═════ Page extract

From: Wen Congyang <wency@cn.fujitsu.com>
To: Wei Liu <wei.liu2@citrix.com>
Cc: Lars Kurth <lars.kurth@citrix.com>,
Changlong Xie <xiecl.fnst@cn.fujitsu.com>,
Ian Campbell <ian.campbell@citrix.com>,
Andrew Cooper <andrew.cooper3@citrix.com>,
Jiang Yunhong <yunhong.jiang@intel.com>,
Ian Jackson <ian.jackson@eu.citrix.com>,
xen devel <xen-devel@lists.xen.org>,
Dong Eddie <eddie.dong@intel.com>,
Gui Jianfeng <guijianfeng@cn.fujitsu.com>,
Shriram Rajagopalan <rshriram@cs.ubc.ca>,
Yang Hongyang <hongyang.yang@easystack.cn>
Subject: Re: [PATCH v10 16/31] secondary vm suspend/resume/checkpoint code
Date: Tue, 1 Mar 2016 18:06:22 +0800 [thread overview]
Message-ID: <56D5699E.2060002@cn.fujitsu.com> (raw)
In-Reply-To: <20160225155649.GH4235@citrix.com>
On 02/25/2016 11:56 PM, Wei Liu wrote:
> On Mon, Feb 22, 2016 at 10:52:20AM +0800, Wen Congyang wrote:
>> Secondary vm is running in colo mode. So we will do
>> the following things again and again:
>> 1. Resume secondary vm
>> a. Send CHECKPOINT_SVM_READY to master.
>> b. If it is not the first resume, call libxl__checkpoint_devices_preresume().
>> c. If it is the first resume(resume right after live migration),
>> - call libxl__xc_domain_restore_done() to build the secondary vm.
>> - enable secondary vm's logdirty.
>> - call libxl__domain_resume() to resume secondary vm.
>> - call libxl__checkpoint_devices_setup() to setup checkpoint devices.
>> d. Send CHECKPOINT_SVM_RESUMED to master.
>> 2. Wait a new checkpoint
>> a. Call libxl__checkpoint_devices_commit().
>> b. Read CHECKPOINT_NEW from master.
>> 3. Suspend secondary vm
>> a. Suspend secondary vm.
>> b. Call libxl__checkpoint_devices_postsuspend().
>> c. Send CHECKPOINT_SVM_SUSPENDED to master.
>>
>> Signed-off-by: Wen Congyang <wency@cn.fujitsu.com>
>> Signed-off-by: Yang Hongyang <hongyang.yang@easystack.cn>
>> ---
>> tools/libxc/xc_sr_common.h | 2 +
>> tools/libxc/xc_sr_save.c | 3 +-
>> tools/libxl/Makefile | 1 +
>> tools/libxl/libxl_colo.h | 24 +
>> tools/libxl/libxl_colo_restore.c | 1038 ++++++++++++++++++++++++++++++++++++++
>> tools/libxl/libxl_create.c | 37 ++
>> tools/libxl/libxl_internal.h | 19 +
>> tools/libxl/libxl_save_callout.c | 7 +-
>> tools/libxl/libxl_stream_read.c | 12 +
>> tools/libxl/libxl_types.idl | 1 +
>
> There is a bunch of TODOs in libxl_colo.c but I don't think you're in a
> better position to judge whether they should be blocker or not.

══════════

Instructions
1. Answer these about the email:
(a) Which message does the secondary vm read from master while it waits for a new checkpoint?
(b) Which file has 1038 lines added?
(c) On what date was the reply sent?
2. Reproduce everything in the email from "In-Reply-To: <20160225155649.GH4235@citrix.com>" down to "CHECKPOINT_SVM_RESUMED to master.", without changing a character.

═════ Extracted data

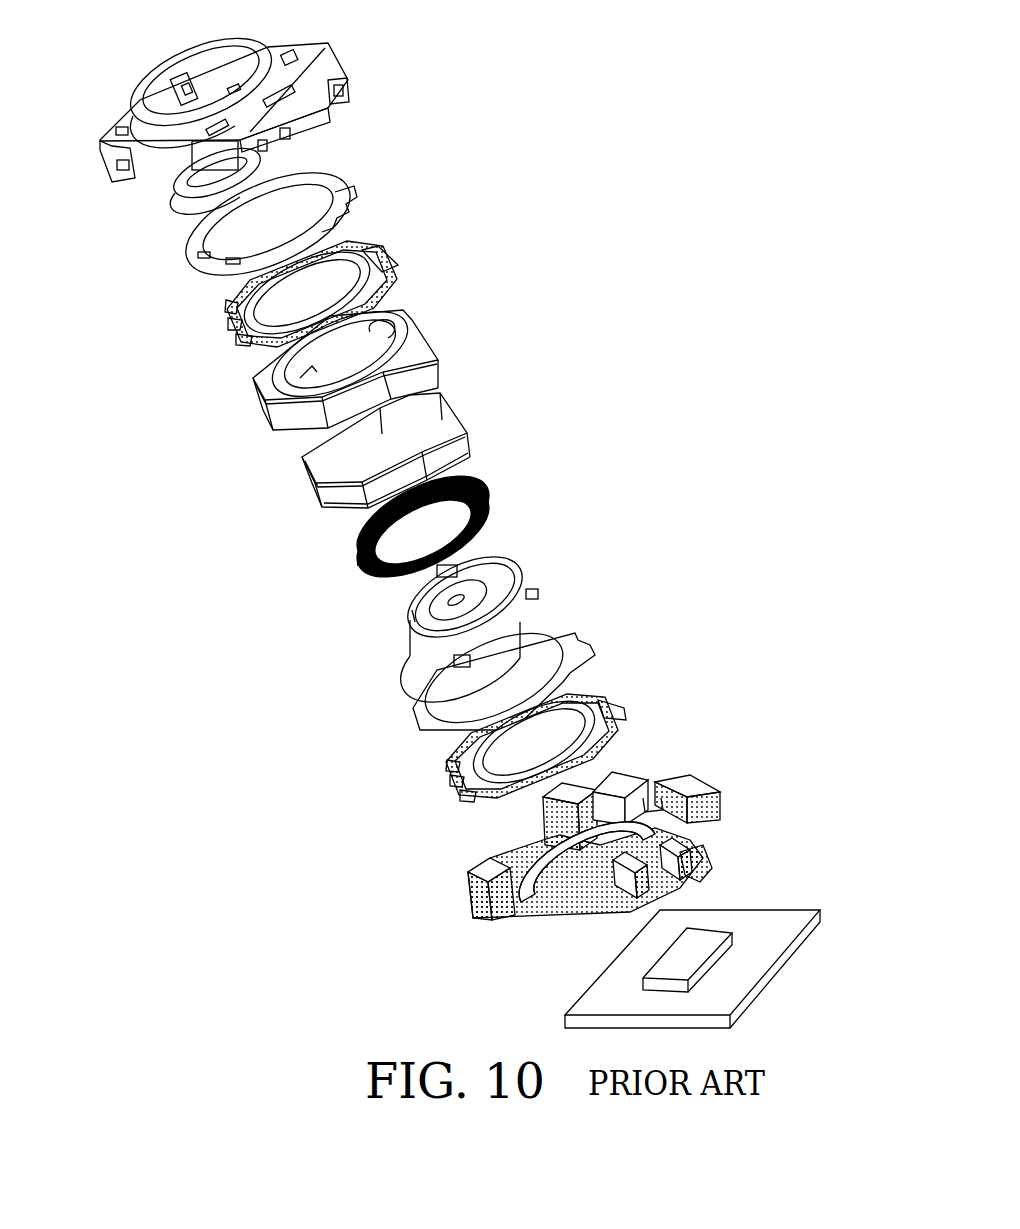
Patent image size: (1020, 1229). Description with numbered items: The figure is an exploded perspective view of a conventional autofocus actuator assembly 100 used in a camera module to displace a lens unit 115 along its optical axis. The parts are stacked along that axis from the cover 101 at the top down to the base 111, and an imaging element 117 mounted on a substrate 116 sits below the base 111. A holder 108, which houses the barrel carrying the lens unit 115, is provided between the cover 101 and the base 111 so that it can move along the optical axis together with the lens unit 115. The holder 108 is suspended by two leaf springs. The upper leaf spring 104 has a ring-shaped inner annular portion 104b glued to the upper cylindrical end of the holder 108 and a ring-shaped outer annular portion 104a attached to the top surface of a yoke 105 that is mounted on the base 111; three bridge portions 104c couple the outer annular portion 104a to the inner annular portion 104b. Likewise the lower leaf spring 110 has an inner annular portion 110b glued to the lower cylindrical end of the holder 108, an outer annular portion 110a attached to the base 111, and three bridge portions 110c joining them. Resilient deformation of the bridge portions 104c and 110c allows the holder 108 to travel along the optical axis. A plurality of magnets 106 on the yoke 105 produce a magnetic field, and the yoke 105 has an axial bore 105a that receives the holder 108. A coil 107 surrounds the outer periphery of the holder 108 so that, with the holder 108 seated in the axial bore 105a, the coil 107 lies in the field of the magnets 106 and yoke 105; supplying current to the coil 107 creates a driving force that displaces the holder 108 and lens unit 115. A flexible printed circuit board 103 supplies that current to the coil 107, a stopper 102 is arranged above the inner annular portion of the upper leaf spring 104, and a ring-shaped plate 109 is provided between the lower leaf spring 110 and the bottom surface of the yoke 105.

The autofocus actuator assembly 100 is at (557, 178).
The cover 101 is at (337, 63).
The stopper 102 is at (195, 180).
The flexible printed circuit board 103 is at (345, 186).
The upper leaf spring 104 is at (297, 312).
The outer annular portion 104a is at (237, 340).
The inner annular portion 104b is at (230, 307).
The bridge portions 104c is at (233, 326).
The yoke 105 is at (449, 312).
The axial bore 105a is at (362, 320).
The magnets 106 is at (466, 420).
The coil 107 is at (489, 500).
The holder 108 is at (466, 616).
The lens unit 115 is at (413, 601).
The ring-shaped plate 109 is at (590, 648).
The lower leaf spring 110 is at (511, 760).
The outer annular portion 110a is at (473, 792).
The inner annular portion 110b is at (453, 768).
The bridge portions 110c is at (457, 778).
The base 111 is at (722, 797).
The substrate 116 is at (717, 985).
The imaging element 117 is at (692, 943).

══════════

Replies
1.
(a) CHECKPOINT_NEW
(b) tools/libxl/libxl_colo_restore.c
(c) Tue, 1 Mar 2016

2.
In-Reply-To: <20160225155649.GH4235@citrix.com>
On 02/25/2016 11:56 PM, Wei Liu wrote:
> On Mon, Feb 22, 2016 at 10:52:20AM +0800, Wen Congyang wrote:
>> Secondary vm is running in colo mode. So we will do
>> the following things again and again:
>> 1. Resume secondary vm
>> a. Send CHECKPOINT_SVM_READY to master.
>> b. If it is not the first resume, call libxl__checkpoint_devices_preresume().
>> c. If it is the first resume(resume right after live migration),
>> - call libxl__xc_domain_restore_done() to build the secondary vm.
>> - enable secondary vm's logdirty.
>> - call libxl__domain_resume() to resume secondary vm.
>> - call libxl__checkpoint_devices_setup() to setup checkpoint devices.
>> d. Send CHECKPOINT_SVM_RESUMED to master.